Dataset entries
>>>

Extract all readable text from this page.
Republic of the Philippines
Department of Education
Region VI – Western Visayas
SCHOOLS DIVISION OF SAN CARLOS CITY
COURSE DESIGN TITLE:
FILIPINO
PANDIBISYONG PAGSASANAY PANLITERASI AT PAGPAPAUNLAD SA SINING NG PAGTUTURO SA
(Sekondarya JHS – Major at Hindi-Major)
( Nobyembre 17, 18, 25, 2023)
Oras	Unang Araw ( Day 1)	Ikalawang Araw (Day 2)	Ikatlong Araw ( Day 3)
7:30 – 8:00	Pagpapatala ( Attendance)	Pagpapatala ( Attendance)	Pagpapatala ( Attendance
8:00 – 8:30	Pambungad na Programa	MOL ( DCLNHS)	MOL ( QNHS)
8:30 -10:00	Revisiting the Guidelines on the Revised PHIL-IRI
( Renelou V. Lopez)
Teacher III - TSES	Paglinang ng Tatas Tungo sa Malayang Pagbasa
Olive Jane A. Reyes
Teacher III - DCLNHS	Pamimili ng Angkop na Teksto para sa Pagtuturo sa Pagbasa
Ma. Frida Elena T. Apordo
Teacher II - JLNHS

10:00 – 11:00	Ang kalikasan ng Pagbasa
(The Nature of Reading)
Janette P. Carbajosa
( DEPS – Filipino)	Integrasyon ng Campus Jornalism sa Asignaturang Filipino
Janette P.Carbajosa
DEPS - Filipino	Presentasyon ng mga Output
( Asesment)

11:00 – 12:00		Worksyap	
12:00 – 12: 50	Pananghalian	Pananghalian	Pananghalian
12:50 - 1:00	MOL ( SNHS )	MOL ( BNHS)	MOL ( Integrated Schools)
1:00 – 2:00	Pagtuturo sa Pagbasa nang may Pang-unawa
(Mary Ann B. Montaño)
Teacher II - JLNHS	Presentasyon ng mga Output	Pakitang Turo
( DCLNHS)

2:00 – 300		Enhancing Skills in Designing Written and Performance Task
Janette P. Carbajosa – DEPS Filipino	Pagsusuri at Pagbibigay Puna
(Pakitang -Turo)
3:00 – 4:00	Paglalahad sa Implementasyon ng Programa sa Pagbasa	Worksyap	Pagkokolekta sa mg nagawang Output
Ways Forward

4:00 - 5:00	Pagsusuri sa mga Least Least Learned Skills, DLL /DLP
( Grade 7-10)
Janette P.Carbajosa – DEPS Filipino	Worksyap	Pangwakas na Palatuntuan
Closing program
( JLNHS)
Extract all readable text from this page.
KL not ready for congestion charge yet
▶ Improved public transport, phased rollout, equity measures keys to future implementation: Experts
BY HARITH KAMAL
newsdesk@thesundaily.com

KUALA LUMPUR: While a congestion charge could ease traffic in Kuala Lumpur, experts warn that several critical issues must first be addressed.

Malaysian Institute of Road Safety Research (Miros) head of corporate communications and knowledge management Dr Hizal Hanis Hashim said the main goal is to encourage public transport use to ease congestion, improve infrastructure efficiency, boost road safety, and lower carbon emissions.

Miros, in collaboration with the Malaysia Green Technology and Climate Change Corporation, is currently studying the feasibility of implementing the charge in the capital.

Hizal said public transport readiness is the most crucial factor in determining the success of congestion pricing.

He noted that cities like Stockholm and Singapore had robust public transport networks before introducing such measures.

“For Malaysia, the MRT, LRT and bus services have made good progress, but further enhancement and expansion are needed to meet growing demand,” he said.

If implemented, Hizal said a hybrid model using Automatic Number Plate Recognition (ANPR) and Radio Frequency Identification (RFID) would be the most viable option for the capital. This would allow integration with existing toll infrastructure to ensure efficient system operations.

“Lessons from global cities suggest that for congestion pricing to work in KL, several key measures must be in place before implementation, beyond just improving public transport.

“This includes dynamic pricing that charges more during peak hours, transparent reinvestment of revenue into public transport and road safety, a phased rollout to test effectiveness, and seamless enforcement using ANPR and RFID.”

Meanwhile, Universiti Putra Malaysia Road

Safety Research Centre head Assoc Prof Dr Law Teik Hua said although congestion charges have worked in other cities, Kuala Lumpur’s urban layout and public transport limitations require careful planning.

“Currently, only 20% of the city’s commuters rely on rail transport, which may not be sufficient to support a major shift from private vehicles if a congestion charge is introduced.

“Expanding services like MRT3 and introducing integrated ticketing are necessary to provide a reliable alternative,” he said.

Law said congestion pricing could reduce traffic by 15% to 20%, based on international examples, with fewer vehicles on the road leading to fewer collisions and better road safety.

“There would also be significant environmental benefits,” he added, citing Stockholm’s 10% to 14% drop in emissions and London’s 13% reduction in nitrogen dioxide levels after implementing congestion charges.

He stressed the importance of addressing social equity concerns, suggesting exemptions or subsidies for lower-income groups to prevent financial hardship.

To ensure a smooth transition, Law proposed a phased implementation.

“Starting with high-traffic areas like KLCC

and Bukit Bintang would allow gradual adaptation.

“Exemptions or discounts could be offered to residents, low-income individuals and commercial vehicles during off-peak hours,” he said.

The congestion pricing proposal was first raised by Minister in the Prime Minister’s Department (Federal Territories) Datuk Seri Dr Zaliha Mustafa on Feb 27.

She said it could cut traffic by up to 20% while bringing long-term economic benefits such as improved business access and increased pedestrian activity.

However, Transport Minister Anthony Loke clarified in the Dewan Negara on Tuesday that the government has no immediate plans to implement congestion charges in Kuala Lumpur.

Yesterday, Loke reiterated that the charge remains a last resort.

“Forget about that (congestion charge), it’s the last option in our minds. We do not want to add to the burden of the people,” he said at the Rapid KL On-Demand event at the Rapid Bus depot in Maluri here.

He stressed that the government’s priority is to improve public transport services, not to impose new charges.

<<<

### WHAT IS NEEDED
Print back all the lines verbatim.

### SOLUTION TO THIS EXERCISE
Extract all readable text from this page.
Republic of the Philippines
Department of Education
Region VI – Western Visayas
SCHOOLS DIVISION OF SAN CARLOS CITY
COURSE DESIGN TITLE:
FILIPINO
PANDIBISYONG PAGSASANAY PANLITERASI AT PAGPAPAUNLAD SA SINING NG PAGTUTURO SA
(Sekondarya JHS – Major at Hindi-Major)
( Nobyembre 17, 18, 25, 2023)
Oras	Unang Araw ( Day 1)	Ikalawang Araw (Day 2)	Ikatlong Araw ( Day 3)
7:30 – 8:00	Pagpapatala ( Attendance)	Pagpapatala ( Attendance)	Pagpapatala ( Attendance
8:00 – 8:30	Pambungad na Programa	MOL ( DCLNHS)	MOL ( QNHS)
8:30 -10:00	Revisiting the Guidelines on the Revised PHIL-IRI
( Renelou V. Lopez)
Teacher III - TSES	Paglinang ng Tatas Tungo sa Malayang Pagbasa
Olive Jane A. Reyes
Teacher III - DCLNHS	Pamimili ng Angkop na Teksto para sa Pagtuturo sa Pagbasa
Ma. Frida Elena T. Apordo
Teacher II - JLNHS

10:00 – 11:00	Ang kalikasan ng Pagbasa
(The Nature of Reading)
Janette P. Carbajosa
( DEPS – Filipino)	Integrasyon ng Campus Jornalism sa Asignaturang Filipino
Janette P.Carbajosa
DEPS - Filipino	Presentasyon ng mga Output
( Asesment)

11:00 – 12:00		Worksyap	
12:00 – 12: 50	Pananghalian	Pananghalian	Pananghalian
12:50 - 1:00	MOL ( SNHS )	MOL ( BNHS)	MOL ( Integrated Schools)
1:00 – 2:00	Pagtuturo sa Pagbasa nang may Pang-unawa
(Mary Ann B. Montaño)
Teacher II - JLNHS	Presentasyon ng mga Output	Pakitang Turo
( DCLNHS)

2:00 – 300		Enhancing Skills in Designing Written and Performance Task
Janette P. Carbajosa – DEPS Filipino	Pagsusuri at Pagbibigay Puna
(Pakitang -Turo)
3:00 – 4:00	Paglalahad sa Implementasyon ng Programa sa Pagbasa	Worksyap	Pagkokolekta sa mg nagawang Output
Ways Forward

4:00 - 5:00	Pagsusuri sa mga Least Least Learned Skills, DLL /DLP
( Grade 7-10)
Janette P.Carbajosa – DEPS Filipino	Worksyap	Pangwakas na Palatuntuan
Closing program
( JLNHS)
Extract all readable text from this page.
KL not ready for congestion charge yet
▶ Improved public transport, phased rollout, equity measures keys to future implementation: Experts
BY HARITH KAMAL
newsdesk@thesundaily.com

KUALA LUMPUR: While a congestion charge could ease traffic in Kuala Lumpur, experts warn that several critical issues must first be addressed.

Malaysian Institute of Road Safety Research (Miros) head of corporate communications and knowledge management Dr Hizal Hanis Hashim said the main goal is to encourage public transport use to ease congestion, improve infrastructure efficiency, boost road safety, and lower carbon emissions.

Miros, in collaboration with the Malaysia Green Technology and Climate Change Corporation, is currently studying the feasibility of implementing the charge in the capital.

Hizal said public transport readiness is the most crucial factor in determining the success of congestion pricing.

He noted that cities like Stockholm and Singapore had robust public transport networks before introducing such measures.

“For Malaysia, the MRT, LRT and bus services have made good progress, but further enhancement and expansion are needed to meet growing demand,” he said.

If implemented, Hizal said a hybrid model using Automatic Number Plate Recognition (ANPR) and Radio Frequency Identification (RFID) would be the most viable option for the capital. This would allow integration with existing toll infrastructure to ensure efficient system operations.

“Lessons from global cities suggest that for congestion pricing to work in KL, several key measures must be in place before implementation, beyond just improving public transport.

“This includes dynamic pricing that charges more during peak hours, transparent reinvestment of revenue into public transport and road safety, a phased rollout to test effectiveness, and seamless enforcement using ANPR and RFID.”

Meanwhile, Universiti Putra Malaysia Road

Safety Research Centre head Assoc Prof Dr Law Teik Hua said although congestion charges have worked in other cities, Kuala Lumpur’s urban layout and public transport limitations require careful planning.

“Currently, only 20% of the city’s commuters rely on rail transport, which may not be sufficient to support a major shift from private vehicles if a congestion charge is introduced.

“Expanding services like MRT3 and introducing integrated ticketing are necessary to provide a reliable alternative,” he said.

Law said congestion pricing could reduce traffic by 15% to 20%, based on international examples, with fewer vehicles on the road leading to fewer collisions and better road safety.

“There would also be significant environmental benefits,” he added, citing Stockholm’s 10% to 14% drop in emissions and London’s 13% reduction in nitrogen dioxide levels after implementing congestion charges.

He stressed the importance of addressing social equity concerns, suggesting exemptions or subsidies for lower-income groups to prevent financial hardship.

To ensure a smooth transition, Law proposed a phased implementation.

“Starting with high-traffic areas like KLCC

and Bukit Bintang would allow gradual adaptation.

“Exemptions or discounts could be offered to residents, low-income individuals and commercial vehicles during off-peak hours,” he said.

The congestion pricing proposal was first raised by Minister in the Prime Minister’s Department (Federal Territories) Datuk Seri Dr Zaliha Mustafa on Feb 27.

She said it could cut traffic by up to 20% while bringing long-term economic benefits such as improved business access and increased pedestrian activity.

However, Transport Minister Anthony Loke clarified in the Dewan Negara on Tuesday that the government has no immediate plans to implement congestion charges in Kuala Lumpur.

Yesterday, Loke reiterated that the charge remains a last resort.

“Forget about that (congestion charge), it’s the last option in our minds. We do not want to add to the burden of the people,” he said at the Rapid KL On-Demand event at the Rapid Bus depot in Maluri here.

He stressed that the government’s priority is to improve public transport services, not to impose new charges.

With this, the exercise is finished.